### Records for the task

——————

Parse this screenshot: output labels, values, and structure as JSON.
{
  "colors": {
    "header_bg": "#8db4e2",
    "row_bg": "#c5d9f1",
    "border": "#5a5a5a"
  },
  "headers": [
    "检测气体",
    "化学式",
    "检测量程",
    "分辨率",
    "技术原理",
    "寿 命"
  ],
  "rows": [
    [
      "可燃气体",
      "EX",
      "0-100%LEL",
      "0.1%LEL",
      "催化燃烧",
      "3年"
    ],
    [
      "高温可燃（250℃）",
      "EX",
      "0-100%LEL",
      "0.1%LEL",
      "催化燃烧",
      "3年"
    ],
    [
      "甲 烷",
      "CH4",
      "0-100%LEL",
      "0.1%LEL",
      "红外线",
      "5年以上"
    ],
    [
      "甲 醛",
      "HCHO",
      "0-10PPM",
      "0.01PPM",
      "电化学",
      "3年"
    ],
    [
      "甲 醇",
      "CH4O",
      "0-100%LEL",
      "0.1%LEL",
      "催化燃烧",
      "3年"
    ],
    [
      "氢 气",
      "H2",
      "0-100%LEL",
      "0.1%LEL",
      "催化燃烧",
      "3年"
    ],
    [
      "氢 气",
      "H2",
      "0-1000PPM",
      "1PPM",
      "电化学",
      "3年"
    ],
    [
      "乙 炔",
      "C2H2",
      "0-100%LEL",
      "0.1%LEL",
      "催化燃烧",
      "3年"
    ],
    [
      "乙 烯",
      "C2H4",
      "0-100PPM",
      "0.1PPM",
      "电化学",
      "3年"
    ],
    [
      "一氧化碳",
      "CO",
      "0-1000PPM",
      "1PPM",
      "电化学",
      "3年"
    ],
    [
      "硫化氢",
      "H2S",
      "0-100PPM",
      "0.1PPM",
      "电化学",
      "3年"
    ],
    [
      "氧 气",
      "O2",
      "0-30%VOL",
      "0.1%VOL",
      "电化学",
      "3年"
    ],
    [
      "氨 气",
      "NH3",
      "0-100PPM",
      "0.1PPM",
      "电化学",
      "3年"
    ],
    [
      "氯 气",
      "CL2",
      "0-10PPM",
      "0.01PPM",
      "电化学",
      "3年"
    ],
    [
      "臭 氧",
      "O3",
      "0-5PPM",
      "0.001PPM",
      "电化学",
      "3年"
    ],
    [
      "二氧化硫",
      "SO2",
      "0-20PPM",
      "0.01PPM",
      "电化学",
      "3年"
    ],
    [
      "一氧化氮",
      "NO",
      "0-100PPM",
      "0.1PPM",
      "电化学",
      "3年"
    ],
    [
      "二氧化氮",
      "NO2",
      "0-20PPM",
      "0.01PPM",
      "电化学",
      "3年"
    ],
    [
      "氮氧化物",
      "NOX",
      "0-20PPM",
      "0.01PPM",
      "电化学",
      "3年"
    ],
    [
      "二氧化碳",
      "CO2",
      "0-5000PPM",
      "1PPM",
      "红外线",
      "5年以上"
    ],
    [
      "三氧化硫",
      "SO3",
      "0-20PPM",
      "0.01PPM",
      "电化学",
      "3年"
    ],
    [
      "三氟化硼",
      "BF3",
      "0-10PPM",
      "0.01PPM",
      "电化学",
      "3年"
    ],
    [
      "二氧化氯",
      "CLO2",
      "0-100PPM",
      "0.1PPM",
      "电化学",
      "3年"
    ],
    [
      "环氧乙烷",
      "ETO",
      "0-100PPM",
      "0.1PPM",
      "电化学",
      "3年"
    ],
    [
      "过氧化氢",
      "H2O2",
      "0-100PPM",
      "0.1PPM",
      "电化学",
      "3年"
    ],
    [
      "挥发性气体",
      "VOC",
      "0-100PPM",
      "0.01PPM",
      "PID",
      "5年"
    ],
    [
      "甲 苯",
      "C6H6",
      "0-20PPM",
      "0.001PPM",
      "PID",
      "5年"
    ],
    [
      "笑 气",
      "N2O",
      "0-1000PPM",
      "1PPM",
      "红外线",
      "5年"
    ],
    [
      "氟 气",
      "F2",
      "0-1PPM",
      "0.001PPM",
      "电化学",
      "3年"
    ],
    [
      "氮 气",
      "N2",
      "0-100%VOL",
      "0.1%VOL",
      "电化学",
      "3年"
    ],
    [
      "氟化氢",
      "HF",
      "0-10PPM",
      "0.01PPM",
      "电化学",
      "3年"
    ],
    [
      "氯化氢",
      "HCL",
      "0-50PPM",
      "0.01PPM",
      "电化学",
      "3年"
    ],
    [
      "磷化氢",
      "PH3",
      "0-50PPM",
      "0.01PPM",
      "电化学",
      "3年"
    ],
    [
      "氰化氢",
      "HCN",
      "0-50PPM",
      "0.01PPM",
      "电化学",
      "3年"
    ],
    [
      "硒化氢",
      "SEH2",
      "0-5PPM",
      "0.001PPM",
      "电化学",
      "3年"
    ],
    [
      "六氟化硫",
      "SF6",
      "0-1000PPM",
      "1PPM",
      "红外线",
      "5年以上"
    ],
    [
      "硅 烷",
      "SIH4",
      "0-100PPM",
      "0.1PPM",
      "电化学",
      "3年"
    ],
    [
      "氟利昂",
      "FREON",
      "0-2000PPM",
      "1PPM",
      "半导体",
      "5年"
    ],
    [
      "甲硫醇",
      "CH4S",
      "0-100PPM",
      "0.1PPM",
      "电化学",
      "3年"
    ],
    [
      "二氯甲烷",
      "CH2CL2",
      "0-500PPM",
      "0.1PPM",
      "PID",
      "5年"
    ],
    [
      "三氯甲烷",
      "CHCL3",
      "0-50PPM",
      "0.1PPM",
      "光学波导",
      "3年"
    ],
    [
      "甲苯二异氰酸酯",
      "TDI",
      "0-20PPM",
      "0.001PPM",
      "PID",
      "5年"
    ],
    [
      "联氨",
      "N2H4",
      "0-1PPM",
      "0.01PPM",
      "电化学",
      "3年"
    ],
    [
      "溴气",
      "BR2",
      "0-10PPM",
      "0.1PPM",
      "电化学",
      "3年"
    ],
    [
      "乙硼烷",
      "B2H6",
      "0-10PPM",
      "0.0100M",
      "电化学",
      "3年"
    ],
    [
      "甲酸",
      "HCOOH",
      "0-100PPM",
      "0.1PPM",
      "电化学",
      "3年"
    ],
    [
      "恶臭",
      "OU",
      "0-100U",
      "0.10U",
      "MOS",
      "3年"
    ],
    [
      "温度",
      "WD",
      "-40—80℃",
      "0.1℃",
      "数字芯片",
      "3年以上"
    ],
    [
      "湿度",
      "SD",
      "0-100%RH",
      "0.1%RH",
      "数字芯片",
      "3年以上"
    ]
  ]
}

——————

### Task prompt
Make an exact copy of the listing, including every line.

### Solution below
Parse this screenshot: output labels, values, and structure as JSON.
{
  "colors": {
    "header_bg": "#8db4e2",
    "row_bg": "#c5d9f1",
    "border": "#5a5a5a"
  },
  "headers": [
    "检测气体",
    "化学式",
    "检测量程",
    "分辨率",
    "技术原理",
    "寿 命"
  ],
  "rows": [
    [
      "可燃气体",
      "EX",
      "0-100%LEL",
      "0.1%LEL",
      "催化燃烧",
      "3年"
    ],
    [
      "高温可燃（250℃）",
      "EX",
      "0-100%LEL",
      "0.1%LEL",
      "催化燃烧",
      "3年"
    ],
    [
      "甲 烷",
      "CH4",
      "0-100%LEL",
      "0.1%LEL",
      "红外线",
      "5年以上"
    ],
    [
      "甲 醛",
      "HCHO",
      "0-10PPM",
      "0.01PPM",
      "电化学",
      "3年"
    ],
    [
      "甲 醇",
      "CH4O",
      "0-100%LEL",
      "0.1%LEL",
      "催化燃烧",
      "3年"
    ],
    [
      "氢 气",
      "H2",
      "0-100%LEL",
      "0.1%LEL",
      "催化燃烧",
      "3年"
    ],
    [
      "氢 气",
      "H2",
      "0-1000PPM",
      "1PPM",
      "电化学",
      "3年"
    ],
    [
      "乙 炔",
      "C2H2",
      "0-100%LEL",
      "0.1%LEL",
      "催化燃烧",
      "3年"
    ],
    [
      "乙 烯",
      "C2H4",
      "0-100PPM",
      "0.1PPM",
      "电化学",
      "3年"
    ],
    [
      "一氧化碳",
      "CO",
      "0-1000PPM",
      "1PPM",
      "电化学",
      "3年"
    ],
    [
      "硫化氢",
      "H2S",
      "0-100PPM",
      "0.1PPM",
      "电化学",
      "3年"
    ],
    [
      "氧 气",
      "O2",
      "0-30%VOL",
      "0.1%VOL",
      "电化学",
      "3年"
    ],
    [
      "氨 气",
      "NH3",
      "0-100PPM",
      "0.1PPM",
      "电化学",
      "3年"
    ],
    [
      "氯 气",
      "CL2",
      "0-10PPM",
      "0.01PPM",
      "电化学",
      "3年"
    ],
    [
      "臭 氧",
      "O3",
      "0-5PPM",
      "0.001PPM",
      "电化学",
      "3年"
    ],
    [
      "二氧化硫",
      "SO2",
      "0-20PPM",
      "0.01PPM",
      "电化学",
      "3年"
    ],
    [
      "一氧化氮",
      "NO",
      "0-100PPM",
      "0.1PPM",
      "电化学",
      "3年"
    ],
    [
      "二氧化氮",
      "NO2",
      "0-20PPM",
      "0.01PPM",
      "电化学",
      "3年"
    ],
    [
      "氮氧化物",
      "NOX",
      "0-20PPM",
      "0.01PPM",
      "电化学",
      "3年"
    ],
    [
      "二氧化碳",
      "CO2",
      "0-5000PPM",
      "1PPM",
      "红外线",
      "5年以上"
    ],
    [
      "三氧化硫",
      "SO3",
      "0-20PPM",
      "0.01PPM",
      "电化学",
      "3年"
    ],
    [
      "三氟化硼",
      "BF3",
      "0-10PPM",
      "0.01PPM",
      "电化学",
      "3年"
    ],
    [
      "二氧化氯",
      "CLO2",
      "0-100PPM",
      "0.1PPM",
      "电化学",
      "3年"
    ],
    [
      "环氧乙烷",
      "ETO",
      "0-100PPM",
      "0.1PPM",
      "电化学",
      "3年"
    ],
    [
      "过氧化氢",
      "H2O2",
      "0-100PPM",
      "0.1PPM",
      "电化学",
      "3年"
    ],
    [
      "挥发性气体",
      "VOC",
      "0-100PPM",
      "0.01PPM",
      "PID",
      "5年"
    ],
    [
      "甲 苯",
      "C6H6",
      "0-20PPM",
      "0.001PPM",
      "PID",
      "5年"
    ],
    [
      "笑 气",
      "N2O",
      "0-1000PPM",
      "1PPM",
      "红外线",
      "5年"
    ],
    [
      "氟 气",
      "F2",
      "0-1PPM",
      "0.001PPM",
      "电化学",
      "3年"
    ],
    [
      "氮 气",
      "N2",
      "0-100%VOL",
      "0.1%VOL",
      "电化学",
      "3年"
    ],
    [
      "氟化氢",
      "HF",
      "0-10PPM",
      "0.01PPM",
      "电化学",
      "3年"
    ],
    [
      "氯化氢",
      "HCL",
      "0-50PPM",
      "0.01PPM",
      "电化学",
      "3年"
    ],
    [
      "磷化氢",
      "PH3",
      "0-50PPM",
      "0.01PPM",
      "电化学",
      "3年"
    ],
    [
      "氰化氢",
      "HCN",
      "0-50PPM",
      "0.01PPM",
      "电化学",
      "3年"
    ],
    [
      "硒化氢",
      "SEH2",
      "0-5PPM",
      "0.001PPM",
      "电化学",
      "3年"
    ],
    [
      "六氟化硫",
      "SF6",
      "0-1000PPM",
      "1PPM",
      "红外线",
      "5年以上"
    ],
    [
      "硅 烷",
      "SIH4",
      "0-100PPM",
      "0.1PPM",
      "电化学",
      "3年"
    ],
    [
      "氟利昂",
      "FREON",
      "0-2000PPM",
      "1PPM",
      "半导体",
      "5年"
    ],
    [
      "甲硫醇",
      "CH4S",
      "0-100PPM",
      "0.1PPM",
      "电化学",
      "3年"
    ],
    [
      "二氯甲烷",
      "CH2CL2",
      "0-500PPM",
      "0.1PPM",
      "PID",
      "5年"
    ],
    [
      "三氯甲烷",
      "CHCL3",
      "0-50PPM",
      "0.1PPM",
      "光学波导",
      "3年"
    ],
    [
      "甲苯二异氰酸酯",
      "TDI",
      "0-20PPM",
      "0.001PPM",
      "PID",
      "5年"
    ],
    [
      "联氨",
      "N2H4",
      "0-1PPM",
      "0.01PPM",
      "电化学",
      "3年"
    ],
    [
      "溴气",
      "BR2",
      "0-10PPM",
      "0.1PPM",
      "电化学",
      "3年"
    ],
    [
      "乙硼烷",
      "B2H6",
      "0-10PPM",
      "0.0100M",
      "电化学",
      "3年"
    ],
    [
      "甲酸",
      "HCOOH",
      "0-100PPM",
      "0.1PPM",
      "电化学",
      "3年"
    ],
    [
      "恶臭",
      "OU",
      "0-100U",
      "0.10U",
      "MOS",
      "3年"
    ],
    [
      "温度",
      "WD",
      "-40—80℃",
      "0.1℃",
      "数字芯片",
      "3年以上"
    ],
    [
      "湿度",
      "SD",
      "0-100%RH",
      "0.1%RH",
      "数字芯片",
      "3年以上"
    ]
  ]
}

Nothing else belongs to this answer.